Report each line of the items below that contains the string "status", treating uppercase and lowercase as distinct.
───── Material to process
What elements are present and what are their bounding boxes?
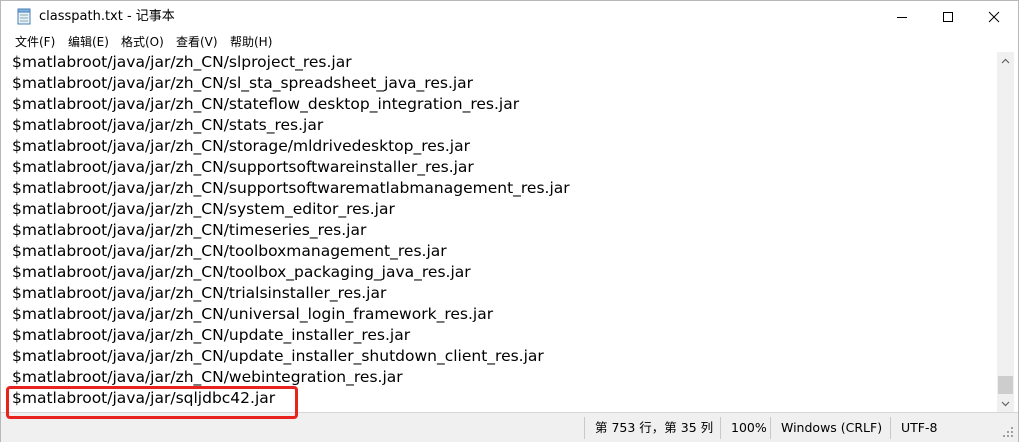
line-ending: Windows (CRLF) — [781, 420, 883, 435]
status-divider — [770, 417, 771, 439]
text-line: $matlabroot/java/jar/zh_CN/timeseries_re… — [12, 221, 367, 239]
chevron-up-icon — [1001, 58, 1010, 63]
text-line: $matlabroot/java/jar/zh_CN/slproject_res… — [12, 53, 352, 71]
status-divider — [720, 417, 721, 439]
text-line: $matlabroot/java/jar/zh_CN/toolbox_packa… — [12, 263, 471, 281]
text-line: $matlabroot/java/jar/zh_CN/supportsoftwa… — [12, 179, 570, 197]
menu-edit[interactable]: 编辑(E) — [68, 34, 109, 50]
text-line: $matlabroot/java/jar/zh_CN/toolboxmanage… — [12, 242, 447, 260]
close-icon — [988, 11, 1000, 22]
text-line: $matlabroot/java/jar/zh_CN/supportsoftwa… — [12, 158, 474, 176]
text-line: $matlabroot/java/jar/zh_CN/trialsinstall… — [12, 284, 387, 302]
vertical-scrollbar[interactable] — [997, 52, 1014, 412]
text-line: $matlabroot/java/jar/zh_CN/stats_res.jar — [12, 116, 324, 134]
menu-bar: 文件(F) 编辑(E) 格式(O) 查看(V) 帮助(H) — [1, 32, 1018, 52]
title-bar[interactable]: classpath.txt - 记事本 — [1, 1, 1018, 32]
text-line: $matlabroot/java/jar/zh_CN/webintegratio… — [12, 368, 403, 386]
maximize-icon — [943, 11, 953, 22]
encoding: UTF-8 — [901, 420, 938, 435]
maximize-button[interactable] — [925, 1, 971, 32]
notepad-window: classpath.txt - 记事本 文件(F) 编辑(E) 格式(O) 查看… — [0, 0, 1019, 442]
text-line: $matlabroot/java/jar/zh_CN/system_editor… — [12, 200, 395, 218]
red-highlight-annotation — [6, 386, 298, 419]
menu-view[interactable]: 查看(V) — [176, 34, 218, 50]
resize-grip-icon[interactable] — [1001, 425, 1015, 439]
menu-format[interactable]: 格式(O) — [121, 34, 164, 50]
cursor-position: 第 753 行，第 35 列 — [595, 420, 714, 435]
text-line: $matlabroot/java/jar/zh_CN/update_instal… — [12, 347, 544, 365]
notepad-icon — [17, 8, 31, 25]
scroll-thumb[interactable] — [998, 376, 1013, 394]
status-divider — [890, 417, 891, 439]
zoom-level: 100% — [731, 420, 767, 435]
chevron-down-icon — [1001, 401, 1010, 406]
menu-file[interactable]: 文件(F) — [15, 34, 55, 50]
text-line: $matlabroot/java/jar/zh_CN/stateflow_des… — [12, 95, 520, 113]
minimize-icon — [897, 16, 907, 18]
text-line: $matlabroot/java/jar/zh_CN/universal_log… — [12, 305, 494, 323]
scroll-up-button[interactable] — [997, 52, 1014, 69]
menu-help[interactable]: 帮助(H) — [230, 34, 272, 50]
text-line: $matlabroot/java/jar/zh_CN/storage/mldri… — [12, 137, 470, 155]
minimize-button[interactable] — [879, 1, 925, 32]
close-button[interactable] — [971, 1, 1017, 32]
window-title: classpath.txt - 记事本 — [39, 9, 175, 24]
text-editor[interactable]: $matlabroot/java/jar/zh_CN/slproject_res… — [1, 52, 997, 412]
status-divider — [584, 417, 585, 439]
text-line: $matlabroot/java/jar/zh_CN/update_instal… — [12, 326, 411, 344]
text-line: $matlabroot/java/jar/zh_CN/sl_sta_spread… — [12, 74, 474, 92]
scroll-down-button[interactable] — [997, 395, 1014, 412]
──────────
> _Solution to the exercise_
status-divider — [770, 417, 771, 439]
status-divider — [720, 417, 721, 439]
status-divider — [890, 417, 891, 439]
status-divider — [584, 417, 585, 439]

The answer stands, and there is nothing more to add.